--- begin ---

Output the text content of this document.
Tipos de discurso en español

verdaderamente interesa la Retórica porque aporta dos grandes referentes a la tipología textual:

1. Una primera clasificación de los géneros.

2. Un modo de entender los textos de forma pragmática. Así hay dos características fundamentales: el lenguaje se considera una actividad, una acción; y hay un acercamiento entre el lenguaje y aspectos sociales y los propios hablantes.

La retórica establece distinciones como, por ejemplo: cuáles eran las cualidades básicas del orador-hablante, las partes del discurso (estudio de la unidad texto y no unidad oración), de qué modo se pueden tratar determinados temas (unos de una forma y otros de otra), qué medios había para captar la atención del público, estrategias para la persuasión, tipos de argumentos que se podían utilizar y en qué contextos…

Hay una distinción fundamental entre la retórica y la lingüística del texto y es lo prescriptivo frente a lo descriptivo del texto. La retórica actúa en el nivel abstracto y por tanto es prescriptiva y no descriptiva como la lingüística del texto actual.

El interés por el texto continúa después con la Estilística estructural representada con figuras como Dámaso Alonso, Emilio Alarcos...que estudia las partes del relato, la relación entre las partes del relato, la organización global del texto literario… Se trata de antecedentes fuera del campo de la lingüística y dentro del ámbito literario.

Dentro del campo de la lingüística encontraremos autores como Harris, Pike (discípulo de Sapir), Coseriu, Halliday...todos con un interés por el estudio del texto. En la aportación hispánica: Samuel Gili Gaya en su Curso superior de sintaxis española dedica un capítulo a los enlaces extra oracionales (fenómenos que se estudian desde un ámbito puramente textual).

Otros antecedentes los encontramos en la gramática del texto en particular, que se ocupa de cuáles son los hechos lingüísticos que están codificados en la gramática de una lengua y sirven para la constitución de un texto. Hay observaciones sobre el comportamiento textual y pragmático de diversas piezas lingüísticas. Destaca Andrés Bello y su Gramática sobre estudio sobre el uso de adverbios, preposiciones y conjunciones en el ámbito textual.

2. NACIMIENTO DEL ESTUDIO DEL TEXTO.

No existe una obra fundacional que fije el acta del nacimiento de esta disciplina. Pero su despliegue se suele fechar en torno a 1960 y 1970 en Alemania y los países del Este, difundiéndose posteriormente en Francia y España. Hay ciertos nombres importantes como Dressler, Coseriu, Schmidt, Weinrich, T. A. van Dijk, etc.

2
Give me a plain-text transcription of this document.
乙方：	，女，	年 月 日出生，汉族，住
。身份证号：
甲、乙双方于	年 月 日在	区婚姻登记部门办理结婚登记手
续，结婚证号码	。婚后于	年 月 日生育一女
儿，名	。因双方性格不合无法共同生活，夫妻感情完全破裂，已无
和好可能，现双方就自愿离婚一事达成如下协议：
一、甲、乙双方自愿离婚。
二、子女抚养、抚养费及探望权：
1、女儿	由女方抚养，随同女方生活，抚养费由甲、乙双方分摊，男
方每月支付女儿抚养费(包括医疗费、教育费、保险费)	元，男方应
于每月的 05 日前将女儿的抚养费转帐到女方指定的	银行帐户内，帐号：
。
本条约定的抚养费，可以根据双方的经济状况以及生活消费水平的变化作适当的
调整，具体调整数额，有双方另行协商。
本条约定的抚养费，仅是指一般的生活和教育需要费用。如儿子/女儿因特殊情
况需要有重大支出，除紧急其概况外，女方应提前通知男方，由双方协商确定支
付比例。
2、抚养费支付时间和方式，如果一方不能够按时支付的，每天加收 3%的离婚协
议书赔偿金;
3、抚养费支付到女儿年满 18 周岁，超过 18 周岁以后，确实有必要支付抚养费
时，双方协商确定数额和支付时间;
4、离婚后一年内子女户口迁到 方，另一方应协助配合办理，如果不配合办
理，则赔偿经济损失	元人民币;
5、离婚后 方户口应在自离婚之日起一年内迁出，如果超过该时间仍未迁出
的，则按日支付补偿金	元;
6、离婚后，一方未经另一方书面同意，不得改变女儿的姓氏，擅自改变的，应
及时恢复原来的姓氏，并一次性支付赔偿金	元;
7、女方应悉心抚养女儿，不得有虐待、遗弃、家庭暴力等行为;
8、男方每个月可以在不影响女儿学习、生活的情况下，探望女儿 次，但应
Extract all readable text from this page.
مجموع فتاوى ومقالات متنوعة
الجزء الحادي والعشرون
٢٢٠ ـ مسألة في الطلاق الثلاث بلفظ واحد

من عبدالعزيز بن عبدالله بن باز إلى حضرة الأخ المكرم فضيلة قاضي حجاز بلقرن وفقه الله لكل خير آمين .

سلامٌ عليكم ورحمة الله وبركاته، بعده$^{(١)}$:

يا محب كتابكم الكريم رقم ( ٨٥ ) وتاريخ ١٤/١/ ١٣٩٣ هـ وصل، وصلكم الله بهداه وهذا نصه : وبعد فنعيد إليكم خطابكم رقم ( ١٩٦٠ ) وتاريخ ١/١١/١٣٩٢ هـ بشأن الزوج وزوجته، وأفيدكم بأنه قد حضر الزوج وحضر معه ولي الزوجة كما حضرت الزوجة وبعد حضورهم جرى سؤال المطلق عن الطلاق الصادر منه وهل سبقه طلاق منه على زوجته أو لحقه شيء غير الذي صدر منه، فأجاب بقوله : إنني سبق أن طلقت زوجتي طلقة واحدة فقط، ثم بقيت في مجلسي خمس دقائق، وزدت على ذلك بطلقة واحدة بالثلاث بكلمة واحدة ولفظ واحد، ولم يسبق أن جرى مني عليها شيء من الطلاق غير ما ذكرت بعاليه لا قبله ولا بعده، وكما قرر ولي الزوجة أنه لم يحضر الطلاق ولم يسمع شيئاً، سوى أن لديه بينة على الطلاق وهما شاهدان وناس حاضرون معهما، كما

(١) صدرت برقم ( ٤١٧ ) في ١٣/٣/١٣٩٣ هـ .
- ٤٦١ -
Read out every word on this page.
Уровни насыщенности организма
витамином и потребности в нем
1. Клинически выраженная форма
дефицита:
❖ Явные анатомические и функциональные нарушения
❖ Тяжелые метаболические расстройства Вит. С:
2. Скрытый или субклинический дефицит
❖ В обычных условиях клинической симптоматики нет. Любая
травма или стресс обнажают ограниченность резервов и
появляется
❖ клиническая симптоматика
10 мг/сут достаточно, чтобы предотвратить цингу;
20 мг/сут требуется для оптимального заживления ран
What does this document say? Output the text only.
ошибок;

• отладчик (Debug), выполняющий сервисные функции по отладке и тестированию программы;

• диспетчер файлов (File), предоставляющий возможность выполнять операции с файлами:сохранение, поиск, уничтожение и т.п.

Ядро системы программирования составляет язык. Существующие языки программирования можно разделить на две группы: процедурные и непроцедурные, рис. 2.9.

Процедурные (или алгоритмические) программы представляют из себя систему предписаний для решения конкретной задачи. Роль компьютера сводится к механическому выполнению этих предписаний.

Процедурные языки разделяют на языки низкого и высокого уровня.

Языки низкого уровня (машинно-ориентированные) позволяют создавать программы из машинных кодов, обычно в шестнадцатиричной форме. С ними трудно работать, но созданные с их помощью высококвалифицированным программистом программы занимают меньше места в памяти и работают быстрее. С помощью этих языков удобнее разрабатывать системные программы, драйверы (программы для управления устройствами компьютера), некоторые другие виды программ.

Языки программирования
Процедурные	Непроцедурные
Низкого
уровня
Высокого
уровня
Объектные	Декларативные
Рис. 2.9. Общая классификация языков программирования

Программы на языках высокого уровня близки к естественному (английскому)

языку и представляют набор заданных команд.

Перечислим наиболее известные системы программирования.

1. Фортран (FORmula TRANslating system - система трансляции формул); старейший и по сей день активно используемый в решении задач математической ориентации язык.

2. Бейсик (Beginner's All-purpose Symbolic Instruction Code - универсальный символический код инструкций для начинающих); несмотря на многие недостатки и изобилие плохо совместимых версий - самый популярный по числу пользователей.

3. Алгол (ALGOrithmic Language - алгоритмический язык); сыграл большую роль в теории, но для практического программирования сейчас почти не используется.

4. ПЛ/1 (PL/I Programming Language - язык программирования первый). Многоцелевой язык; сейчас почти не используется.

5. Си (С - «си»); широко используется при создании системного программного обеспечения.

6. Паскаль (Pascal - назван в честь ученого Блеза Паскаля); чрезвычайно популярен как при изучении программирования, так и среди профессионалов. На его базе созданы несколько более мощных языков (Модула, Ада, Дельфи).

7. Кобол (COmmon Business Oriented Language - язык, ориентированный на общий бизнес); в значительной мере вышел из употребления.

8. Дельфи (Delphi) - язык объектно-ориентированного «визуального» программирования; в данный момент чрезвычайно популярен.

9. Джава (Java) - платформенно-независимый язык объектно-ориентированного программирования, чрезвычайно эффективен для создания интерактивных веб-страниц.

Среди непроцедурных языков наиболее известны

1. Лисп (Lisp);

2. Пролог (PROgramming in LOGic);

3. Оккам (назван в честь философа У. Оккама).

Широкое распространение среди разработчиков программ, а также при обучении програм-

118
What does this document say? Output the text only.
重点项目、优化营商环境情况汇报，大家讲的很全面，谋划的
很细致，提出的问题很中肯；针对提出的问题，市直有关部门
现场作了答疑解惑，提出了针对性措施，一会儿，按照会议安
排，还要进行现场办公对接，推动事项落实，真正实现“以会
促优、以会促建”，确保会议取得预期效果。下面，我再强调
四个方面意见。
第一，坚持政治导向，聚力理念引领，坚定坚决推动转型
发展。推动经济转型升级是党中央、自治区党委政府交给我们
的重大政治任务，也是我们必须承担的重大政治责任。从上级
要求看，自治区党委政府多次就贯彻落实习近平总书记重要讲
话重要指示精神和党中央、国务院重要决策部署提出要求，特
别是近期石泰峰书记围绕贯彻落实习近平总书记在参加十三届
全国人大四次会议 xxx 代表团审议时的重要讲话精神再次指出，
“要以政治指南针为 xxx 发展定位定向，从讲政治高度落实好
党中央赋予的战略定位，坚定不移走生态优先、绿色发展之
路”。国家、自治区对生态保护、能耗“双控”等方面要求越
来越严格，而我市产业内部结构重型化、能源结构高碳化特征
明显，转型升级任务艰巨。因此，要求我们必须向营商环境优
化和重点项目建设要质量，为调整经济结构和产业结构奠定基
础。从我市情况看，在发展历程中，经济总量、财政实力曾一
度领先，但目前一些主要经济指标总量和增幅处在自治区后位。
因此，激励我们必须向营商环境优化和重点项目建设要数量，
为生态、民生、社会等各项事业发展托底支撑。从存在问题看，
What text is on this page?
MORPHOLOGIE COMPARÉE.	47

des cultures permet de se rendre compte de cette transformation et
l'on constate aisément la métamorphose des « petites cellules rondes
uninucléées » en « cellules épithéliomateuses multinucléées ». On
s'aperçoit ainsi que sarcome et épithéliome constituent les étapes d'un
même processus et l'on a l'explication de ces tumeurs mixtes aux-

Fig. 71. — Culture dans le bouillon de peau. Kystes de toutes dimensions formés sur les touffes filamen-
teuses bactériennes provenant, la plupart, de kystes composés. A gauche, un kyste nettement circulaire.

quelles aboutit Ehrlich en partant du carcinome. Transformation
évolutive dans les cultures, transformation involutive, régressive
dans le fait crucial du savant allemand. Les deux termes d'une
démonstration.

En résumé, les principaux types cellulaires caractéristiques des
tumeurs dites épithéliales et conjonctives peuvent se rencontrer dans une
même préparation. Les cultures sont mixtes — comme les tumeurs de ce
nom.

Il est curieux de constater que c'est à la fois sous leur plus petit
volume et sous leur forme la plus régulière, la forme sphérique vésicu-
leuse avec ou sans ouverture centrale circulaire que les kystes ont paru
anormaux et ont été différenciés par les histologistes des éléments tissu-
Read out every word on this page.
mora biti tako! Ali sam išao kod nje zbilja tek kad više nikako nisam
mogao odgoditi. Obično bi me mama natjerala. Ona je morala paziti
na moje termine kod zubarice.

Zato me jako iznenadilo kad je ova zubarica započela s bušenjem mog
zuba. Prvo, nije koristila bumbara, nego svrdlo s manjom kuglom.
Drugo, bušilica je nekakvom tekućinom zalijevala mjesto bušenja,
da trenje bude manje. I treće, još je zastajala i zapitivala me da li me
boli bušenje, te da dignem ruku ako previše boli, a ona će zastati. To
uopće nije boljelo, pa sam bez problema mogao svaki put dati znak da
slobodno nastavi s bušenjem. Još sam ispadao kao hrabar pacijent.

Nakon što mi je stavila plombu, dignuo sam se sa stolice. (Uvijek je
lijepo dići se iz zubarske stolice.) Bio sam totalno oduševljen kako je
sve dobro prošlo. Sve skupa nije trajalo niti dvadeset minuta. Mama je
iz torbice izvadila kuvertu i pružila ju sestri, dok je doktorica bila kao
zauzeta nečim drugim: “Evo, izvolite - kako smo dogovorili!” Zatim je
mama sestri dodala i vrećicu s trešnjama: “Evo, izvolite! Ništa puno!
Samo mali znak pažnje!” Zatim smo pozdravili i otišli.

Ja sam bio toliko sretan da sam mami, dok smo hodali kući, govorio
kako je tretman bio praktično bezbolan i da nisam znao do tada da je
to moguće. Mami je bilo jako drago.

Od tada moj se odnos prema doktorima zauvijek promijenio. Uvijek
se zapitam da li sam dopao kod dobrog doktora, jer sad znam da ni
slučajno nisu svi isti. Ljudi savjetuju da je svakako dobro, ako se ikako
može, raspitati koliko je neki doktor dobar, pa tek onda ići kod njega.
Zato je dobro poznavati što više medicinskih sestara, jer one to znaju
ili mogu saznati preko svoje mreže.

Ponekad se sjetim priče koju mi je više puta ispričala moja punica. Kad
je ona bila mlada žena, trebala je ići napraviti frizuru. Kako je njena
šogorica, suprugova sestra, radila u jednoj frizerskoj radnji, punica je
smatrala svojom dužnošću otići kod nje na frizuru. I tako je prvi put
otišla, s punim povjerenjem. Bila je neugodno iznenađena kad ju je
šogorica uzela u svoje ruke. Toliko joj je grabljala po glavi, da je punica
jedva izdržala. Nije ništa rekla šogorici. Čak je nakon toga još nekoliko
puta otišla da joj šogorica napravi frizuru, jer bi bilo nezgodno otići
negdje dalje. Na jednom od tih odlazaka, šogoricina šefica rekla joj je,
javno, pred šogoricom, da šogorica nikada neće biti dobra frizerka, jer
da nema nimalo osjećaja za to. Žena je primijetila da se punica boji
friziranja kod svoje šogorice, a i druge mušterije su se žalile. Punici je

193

--- end ---

SET TASK –
Count the lines in the records above that hold the word "объектно", and give only that number.

THE RESULT –
2